++++ RECORDED DATA

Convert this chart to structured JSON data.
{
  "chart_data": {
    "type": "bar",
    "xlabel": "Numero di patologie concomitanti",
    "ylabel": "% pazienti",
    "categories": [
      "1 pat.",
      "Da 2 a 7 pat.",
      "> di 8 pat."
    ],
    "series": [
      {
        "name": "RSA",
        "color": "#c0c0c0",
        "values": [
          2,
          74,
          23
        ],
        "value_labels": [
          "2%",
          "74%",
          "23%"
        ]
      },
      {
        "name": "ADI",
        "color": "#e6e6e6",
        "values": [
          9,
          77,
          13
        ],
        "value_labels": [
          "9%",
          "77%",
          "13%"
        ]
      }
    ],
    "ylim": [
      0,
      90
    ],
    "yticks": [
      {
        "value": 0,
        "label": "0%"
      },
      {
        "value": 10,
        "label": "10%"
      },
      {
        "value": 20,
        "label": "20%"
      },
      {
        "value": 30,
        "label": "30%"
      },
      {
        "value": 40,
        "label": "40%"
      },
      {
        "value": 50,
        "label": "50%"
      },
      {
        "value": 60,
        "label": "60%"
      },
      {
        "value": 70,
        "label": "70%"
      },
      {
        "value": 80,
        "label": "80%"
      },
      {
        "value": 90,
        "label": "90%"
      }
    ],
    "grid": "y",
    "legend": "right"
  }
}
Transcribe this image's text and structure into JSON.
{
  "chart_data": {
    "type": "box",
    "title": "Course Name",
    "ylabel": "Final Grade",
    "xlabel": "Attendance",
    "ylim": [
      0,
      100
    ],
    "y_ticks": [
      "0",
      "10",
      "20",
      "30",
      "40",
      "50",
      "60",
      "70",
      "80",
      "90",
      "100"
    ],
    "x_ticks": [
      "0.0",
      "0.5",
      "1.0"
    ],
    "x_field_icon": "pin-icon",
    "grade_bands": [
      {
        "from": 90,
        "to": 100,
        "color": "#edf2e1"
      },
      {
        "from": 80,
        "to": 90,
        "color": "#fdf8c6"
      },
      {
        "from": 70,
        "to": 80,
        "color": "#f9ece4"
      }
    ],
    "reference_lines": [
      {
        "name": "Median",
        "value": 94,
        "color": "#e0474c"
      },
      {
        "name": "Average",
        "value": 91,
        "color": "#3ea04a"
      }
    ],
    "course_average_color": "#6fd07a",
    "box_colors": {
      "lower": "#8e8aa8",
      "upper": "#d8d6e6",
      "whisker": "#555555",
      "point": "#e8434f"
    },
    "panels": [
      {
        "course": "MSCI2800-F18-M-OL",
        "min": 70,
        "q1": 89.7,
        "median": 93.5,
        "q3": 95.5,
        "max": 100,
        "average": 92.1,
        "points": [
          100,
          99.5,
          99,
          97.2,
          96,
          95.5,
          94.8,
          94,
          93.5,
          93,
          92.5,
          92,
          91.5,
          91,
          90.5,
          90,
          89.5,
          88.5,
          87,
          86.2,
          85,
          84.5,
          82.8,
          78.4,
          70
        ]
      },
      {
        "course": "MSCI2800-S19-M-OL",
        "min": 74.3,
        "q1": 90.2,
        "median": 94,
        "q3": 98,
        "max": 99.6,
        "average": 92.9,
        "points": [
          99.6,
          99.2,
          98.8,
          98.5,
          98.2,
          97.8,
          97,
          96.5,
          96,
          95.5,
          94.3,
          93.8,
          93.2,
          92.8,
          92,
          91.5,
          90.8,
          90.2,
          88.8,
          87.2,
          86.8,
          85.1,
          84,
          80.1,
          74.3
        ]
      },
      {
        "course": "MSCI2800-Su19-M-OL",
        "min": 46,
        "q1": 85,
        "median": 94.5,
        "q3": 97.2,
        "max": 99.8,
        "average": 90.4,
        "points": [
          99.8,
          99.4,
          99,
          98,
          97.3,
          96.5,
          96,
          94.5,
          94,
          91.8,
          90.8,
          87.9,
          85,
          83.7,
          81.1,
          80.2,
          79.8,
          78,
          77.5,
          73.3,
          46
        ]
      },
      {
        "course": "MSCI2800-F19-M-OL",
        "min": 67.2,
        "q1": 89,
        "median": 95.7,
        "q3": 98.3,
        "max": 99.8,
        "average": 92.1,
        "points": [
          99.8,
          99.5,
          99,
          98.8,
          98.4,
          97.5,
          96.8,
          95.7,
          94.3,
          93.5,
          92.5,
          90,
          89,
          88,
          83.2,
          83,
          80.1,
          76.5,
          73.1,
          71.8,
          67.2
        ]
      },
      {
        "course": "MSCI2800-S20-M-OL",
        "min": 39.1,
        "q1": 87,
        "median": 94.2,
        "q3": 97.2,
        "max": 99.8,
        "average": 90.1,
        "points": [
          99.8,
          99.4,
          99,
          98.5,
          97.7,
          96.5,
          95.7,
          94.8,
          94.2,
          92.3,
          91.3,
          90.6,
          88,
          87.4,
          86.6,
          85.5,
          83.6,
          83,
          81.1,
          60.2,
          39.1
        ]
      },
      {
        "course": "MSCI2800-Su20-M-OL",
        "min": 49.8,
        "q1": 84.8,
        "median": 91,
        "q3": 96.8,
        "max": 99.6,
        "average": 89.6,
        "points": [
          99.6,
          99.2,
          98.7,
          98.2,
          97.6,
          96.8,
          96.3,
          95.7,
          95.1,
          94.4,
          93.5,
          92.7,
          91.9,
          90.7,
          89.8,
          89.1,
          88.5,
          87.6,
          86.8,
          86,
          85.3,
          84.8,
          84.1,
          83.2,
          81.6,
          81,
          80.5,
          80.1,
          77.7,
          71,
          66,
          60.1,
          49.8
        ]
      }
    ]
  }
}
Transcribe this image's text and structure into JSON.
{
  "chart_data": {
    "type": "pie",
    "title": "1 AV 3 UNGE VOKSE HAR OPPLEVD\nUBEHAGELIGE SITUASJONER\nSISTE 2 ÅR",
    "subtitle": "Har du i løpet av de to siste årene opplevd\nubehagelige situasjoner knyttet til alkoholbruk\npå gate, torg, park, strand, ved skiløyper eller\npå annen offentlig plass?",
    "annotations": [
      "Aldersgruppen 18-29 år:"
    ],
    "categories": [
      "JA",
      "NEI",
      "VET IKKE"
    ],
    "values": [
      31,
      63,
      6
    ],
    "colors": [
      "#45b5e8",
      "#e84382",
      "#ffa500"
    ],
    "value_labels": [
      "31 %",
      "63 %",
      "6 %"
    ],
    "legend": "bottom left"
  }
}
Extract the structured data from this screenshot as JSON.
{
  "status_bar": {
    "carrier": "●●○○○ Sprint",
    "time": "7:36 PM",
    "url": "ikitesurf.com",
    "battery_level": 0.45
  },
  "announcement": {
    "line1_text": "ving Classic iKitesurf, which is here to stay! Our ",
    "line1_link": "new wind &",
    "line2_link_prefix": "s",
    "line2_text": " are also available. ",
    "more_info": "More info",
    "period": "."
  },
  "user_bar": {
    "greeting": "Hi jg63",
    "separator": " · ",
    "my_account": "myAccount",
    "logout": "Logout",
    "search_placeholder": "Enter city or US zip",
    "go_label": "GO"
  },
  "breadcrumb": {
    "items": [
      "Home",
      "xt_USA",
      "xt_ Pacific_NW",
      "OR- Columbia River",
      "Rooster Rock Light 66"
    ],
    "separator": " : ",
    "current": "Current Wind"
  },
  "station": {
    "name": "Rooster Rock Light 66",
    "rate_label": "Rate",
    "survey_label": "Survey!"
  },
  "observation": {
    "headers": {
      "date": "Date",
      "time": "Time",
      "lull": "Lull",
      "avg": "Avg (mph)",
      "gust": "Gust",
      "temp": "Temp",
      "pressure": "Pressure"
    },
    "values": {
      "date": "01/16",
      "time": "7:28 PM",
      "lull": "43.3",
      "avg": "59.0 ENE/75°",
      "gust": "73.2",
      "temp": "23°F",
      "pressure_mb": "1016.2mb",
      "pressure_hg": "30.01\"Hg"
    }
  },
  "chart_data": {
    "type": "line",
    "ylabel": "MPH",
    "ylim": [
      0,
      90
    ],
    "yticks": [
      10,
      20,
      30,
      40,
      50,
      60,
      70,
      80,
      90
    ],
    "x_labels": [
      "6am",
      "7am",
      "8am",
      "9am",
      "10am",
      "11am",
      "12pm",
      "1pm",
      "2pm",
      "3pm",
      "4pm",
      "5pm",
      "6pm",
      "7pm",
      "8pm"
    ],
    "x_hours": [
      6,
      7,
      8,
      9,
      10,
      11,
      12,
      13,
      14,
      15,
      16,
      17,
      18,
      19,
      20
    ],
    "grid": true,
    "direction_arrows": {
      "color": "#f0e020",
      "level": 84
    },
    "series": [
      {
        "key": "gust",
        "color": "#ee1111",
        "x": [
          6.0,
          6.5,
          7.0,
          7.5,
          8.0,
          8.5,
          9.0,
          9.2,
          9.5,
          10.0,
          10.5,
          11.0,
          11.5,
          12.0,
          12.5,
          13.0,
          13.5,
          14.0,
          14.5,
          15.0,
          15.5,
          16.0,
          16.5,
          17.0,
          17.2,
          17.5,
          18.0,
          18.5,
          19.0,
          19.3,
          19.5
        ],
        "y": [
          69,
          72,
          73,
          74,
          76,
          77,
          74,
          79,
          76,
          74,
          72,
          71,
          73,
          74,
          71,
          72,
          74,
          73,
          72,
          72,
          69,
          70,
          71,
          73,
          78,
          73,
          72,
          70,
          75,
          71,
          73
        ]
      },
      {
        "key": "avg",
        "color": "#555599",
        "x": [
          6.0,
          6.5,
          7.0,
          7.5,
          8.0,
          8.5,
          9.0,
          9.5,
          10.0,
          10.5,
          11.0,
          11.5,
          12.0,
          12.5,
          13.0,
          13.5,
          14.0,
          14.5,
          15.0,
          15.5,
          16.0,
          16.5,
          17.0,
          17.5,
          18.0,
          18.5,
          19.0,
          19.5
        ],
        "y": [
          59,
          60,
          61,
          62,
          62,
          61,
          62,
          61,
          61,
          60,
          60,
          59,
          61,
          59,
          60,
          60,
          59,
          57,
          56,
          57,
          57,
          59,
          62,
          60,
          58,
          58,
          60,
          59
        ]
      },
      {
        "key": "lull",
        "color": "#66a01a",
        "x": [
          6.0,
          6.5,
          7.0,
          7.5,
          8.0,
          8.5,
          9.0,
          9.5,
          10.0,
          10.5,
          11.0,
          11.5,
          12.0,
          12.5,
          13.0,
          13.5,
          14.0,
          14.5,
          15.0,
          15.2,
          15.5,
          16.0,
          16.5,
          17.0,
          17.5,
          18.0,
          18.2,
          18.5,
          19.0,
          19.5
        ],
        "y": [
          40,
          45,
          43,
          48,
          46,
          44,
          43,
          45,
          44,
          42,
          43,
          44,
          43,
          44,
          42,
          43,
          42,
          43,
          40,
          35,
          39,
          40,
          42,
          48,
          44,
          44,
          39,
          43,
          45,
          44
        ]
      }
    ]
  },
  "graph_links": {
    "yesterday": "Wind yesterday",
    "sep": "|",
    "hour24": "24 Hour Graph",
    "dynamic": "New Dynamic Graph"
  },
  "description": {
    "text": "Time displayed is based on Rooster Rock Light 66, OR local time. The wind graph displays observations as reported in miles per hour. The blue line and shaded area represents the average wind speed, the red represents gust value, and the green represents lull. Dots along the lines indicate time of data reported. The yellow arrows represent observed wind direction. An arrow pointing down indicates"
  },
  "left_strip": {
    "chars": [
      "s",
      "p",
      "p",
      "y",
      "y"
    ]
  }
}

++++++++

SET EXERCISE: For each line of the listing that holds the word "lull", show that line.

COMPLETED TASK:
      "lull": "Lull",
      "lull": "43.3",
        "key": "lull",
    "text": "Time displayed is based on Rooster Rock Light 66, OR local time. The wind graph displays observations as reported in miles per hour. The blue line and shaded area represents the average wind speed, the red represents gust value, and the green represents lull. Dots along the lines indicate time of data reported. The yellow arrows represent observed wind direction. An arrow pointing down indicates"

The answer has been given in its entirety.